State how many lines in the entries below contain "látky". Write nothing but the number.
____________________
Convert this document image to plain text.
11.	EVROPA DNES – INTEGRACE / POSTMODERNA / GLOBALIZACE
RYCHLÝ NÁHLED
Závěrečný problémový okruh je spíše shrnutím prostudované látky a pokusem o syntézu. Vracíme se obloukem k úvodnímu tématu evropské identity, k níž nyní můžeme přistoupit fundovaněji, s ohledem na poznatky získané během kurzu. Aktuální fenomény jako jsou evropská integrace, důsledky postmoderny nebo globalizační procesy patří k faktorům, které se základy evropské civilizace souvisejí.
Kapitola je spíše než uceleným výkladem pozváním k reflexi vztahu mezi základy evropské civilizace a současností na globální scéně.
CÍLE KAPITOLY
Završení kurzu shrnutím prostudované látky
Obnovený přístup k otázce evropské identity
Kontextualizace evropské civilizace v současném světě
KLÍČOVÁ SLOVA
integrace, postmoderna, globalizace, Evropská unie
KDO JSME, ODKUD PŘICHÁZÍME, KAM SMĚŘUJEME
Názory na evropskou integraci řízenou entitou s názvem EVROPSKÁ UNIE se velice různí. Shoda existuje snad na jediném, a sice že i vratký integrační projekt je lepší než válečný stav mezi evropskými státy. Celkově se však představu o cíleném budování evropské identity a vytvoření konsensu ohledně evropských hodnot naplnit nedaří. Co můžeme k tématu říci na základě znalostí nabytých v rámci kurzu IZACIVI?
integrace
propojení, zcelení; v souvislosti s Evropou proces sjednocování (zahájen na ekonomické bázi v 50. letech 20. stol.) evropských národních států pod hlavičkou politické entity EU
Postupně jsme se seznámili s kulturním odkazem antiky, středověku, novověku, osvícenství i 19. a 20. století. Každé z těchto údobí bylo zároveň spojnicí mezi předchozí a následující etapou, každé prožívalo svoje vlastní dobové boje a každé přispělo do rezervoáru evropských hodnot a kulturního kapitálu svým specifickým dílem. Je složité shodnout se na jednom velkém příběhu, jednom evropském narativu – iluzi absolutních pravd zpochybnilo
____________________
# Written answer
2